/---

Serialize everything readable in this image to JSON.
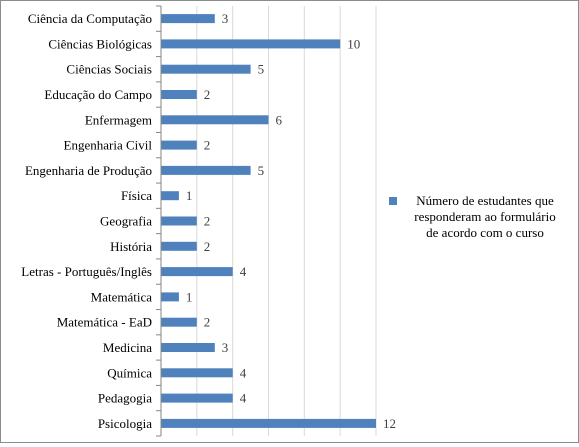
{
  "chart_data": {
    "type": "bar",
    "orientation": "horizontal",
    "categories": [
      "Ciência da Computação",
      "Ciências Biológicas",
      "Ciências Sociais",
      "Educação do Campo",
      "Enfermagem",
      "Engenharia Civil",
      "Engenharia de Produção",
      "Física",
      "Geografia",
      "História",
      "Letras - Português/Inglês",
      "Matemática",
      "Matemática - EaD",
      "Medicina",
      "Química",
      "Pedagogia",
      "Psicologia"
    ],
    "series": [
      {
        "name": "Número de estudantes que responderam ao formulário de acordo com o curso",
        "values": [
          3,
          10,
          5,
          2,
          6,
          2,
          5,
          1,
          2,
          2,
          4,
          1,
          2,
          3,
          4,
          4,
          12
        ],
        "color": "#4f81bd"
      }
    ],
    "legend_lines": [
      "Número de estudantes que",
      "responderam ao formulário",
      "de acordo com o curso"
    ],
    "data_labels": true,
    "xlim": [
      0,
      12
    ],
    "grid": true,
    "legend_position": "right",
    "title": "",
    "xlabel": "",
    "ylabel": ""
  }
}
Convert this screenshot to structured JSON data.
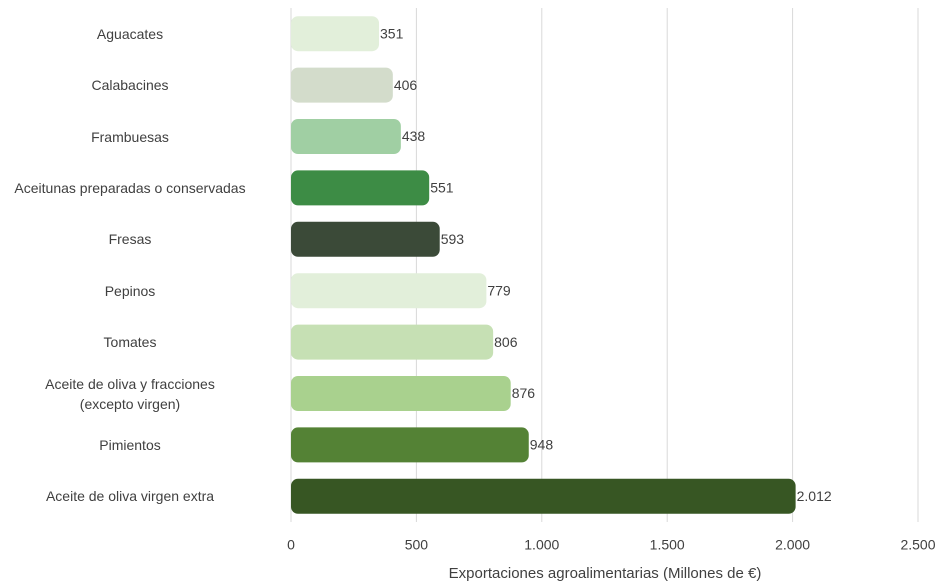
{
  "chart_data": {
    "type": "bar",
    "orientation": "horizontal",
    "x_label": "Exportaciones agroalimentarias (Millones de €)",
    "categories": [
      "Aguacates",
      "Calabacines",
      "Frambuesas",
      "Aceitunas preparadas o conservadas",
      "Fresas",
      "Pepinos",
      "Tomates",
      "Aceite de oliva y fracciones\n(excepto virgen)",
      "Pimientos",
      "Aceite de oliva virgen extra"
    ],
    "values": [
      351,
      406,
      438,
      551,
      593,
      779,
      806,
      876,
      948,
      2012
    ],
    "value_labels": [
      "351",
      "406",
      "438",
      "551",
      "593",
      "779",
      "806",
      "876",
      "948",
      "2.012"
    ],
    "colors": [
      "#e2efda",
      "#d3dccb",
      "#a0cfa3",
      "#3d8c45",
      "#3b4a38",
      "#e2efda",
      "#c6e0b4",
      "#a9d18e",
      "#548235",
      "#375623"
    ],
    "xlim": [
      0,
      2500
    ],
    "xticks": [
      0,
      500,
      {
        "value": 1000,
        "label": "1.000"
      },
      {
        "value": 1500,
        "label": "1.500"
      },
      {
        "value": 2000,
        "label": "2.000"
      },
      {
        "value": 2500,
        "label": "2.500"
      }
    ],
    "grid": true
  }
}
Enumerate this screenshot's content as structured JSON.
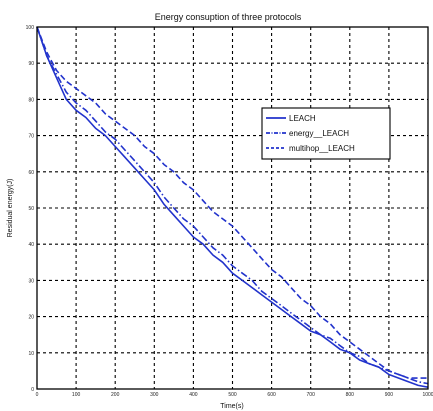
{
  "chart_data": {
    "type": "line",
    "title": "Energy consuption of three protocols",
    "xlabel": "Time(s)",
    "ylabel": "Residual energy(J)",
    "xlim": [
      0,
      1000
    ],
    "ylim": [
      0,
      100
    ],
    "xticks": [
      0,
      100,
      200,
      300,
      400,
      500,
      600,
      700,
      800,
      900,
      1000
    ],
    "yticks": [
      0,
      10,
      20,
      30,
      40,
      50,
      60,
      70,
      80,
      90,
      100
    ],
    "grid": true,
    "legend_position": "top-right",
    "series": [
      {
        "name": "LEACH",
        "style": "solid",
        "color": "#2233cc",
        "x": [
          0,
          25,
          50,
          75,
          100,
          125,
          150,
          175,
          200,
          225,
          250,
          275,
          300,
          325,
          350,
          375,
          400,
          425,
          450,
          475,
          500,
          525,
          550,
          575,
          600,
          625,
          650,
          675,
          700,
          725,
          750,
          775,
          800,
          825,
          850,
          875,
          900,
          925,
          950,
          975,
          1000
        ],
        "y": [
          100,
          92,
          86,
          80,
          77,
          75,
          72,
          70,
          67,
          64,
          61,
          58,
          55,
          51,
          48,
          45,
          42,
          40,
          37,
          35,
          32,
          30,
          28,
          26,
          24,
          22,
          20,
          18,
          16,
          15,
          13,
          11,
          10,
          8,
          7,
          6,
          4,
          3,
          2,
          1,
          0.5
        ]
      },
      {
        "name": "energy__LEACH",
        "style": "dashdot",
        "color": "#2233cc",
        "x": [
          0,
          25,
          50,
          75,
          100,
          125,
          150,
          175,
          200,
          225,
          250,
          275,
          300,
          325,
          350,
          375,
          400,
          425,
          450,
          475,
          500,
          525,
          550,
          575,
          600,
          625,
          650,
          675,
          700,
          725,
          750,
          775,
          800,
          825,
          850,
          875,
          900,
          925,
          950,
          975,
          1000
        ],
        "y": [
          100,
          92,
          87,
          82,
          79,
          77,
          74,
          71,
          69,
          66,
          63,
          60,
          57,
          53,
          50,
          47,
          45,
          42,
          39,
          37,
          34,
          32,
          30,
          27,
          25,
          23,
          21,
          19,
          17,
          15,
          14,
          12,
          10,
          9,
          7,
          6,
          5,
          4,
          3,
          2,
          1.5
        ]
      },
      {
        "name": "multihop__LEACH",
        "style": "dashed",
        "color": "#2233cc",
        "x": [
          0,
          25,
          50,
          75,
          100,
          125,
          150,
          175,
          200,
          225,
          250,
          275,
          300,
          325,
          350,
          375,
          400,
          425,
          450,
          475,
          500,
          525,
          550,
          575,
          600,
          625,
          650,
          675,
          700,
          725,
          750,
          775,
          800,
          825,
          850,
          875,
          900,
          925,
          950,
          975,
          1000
        ],
        "y": [
          100,
          93,
          88,
          85,
          83,
          81,
          79,
          76,
          74,
          72,
          70,
          67,
          65,
          62,
          60,
          57,
          55,
          52,
          49,
          47,
          45,
          42,
          39,
          36,
          33,
          31,
          28,
          25,
          23,
          20,
          18,
          15,
          13,
          11,
          9,
          7,
          5,
          4,
          3,
          3,
          3
        ]
      }
    ]
  }
}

\---

- **REQUIRED WORK**: Copy each line of the entries that includes the word "Número".

- **RESULT**:
        "name": "Número de estudantes que responderam ao formulário de acordo com o curso",
      "Número de estudantes que",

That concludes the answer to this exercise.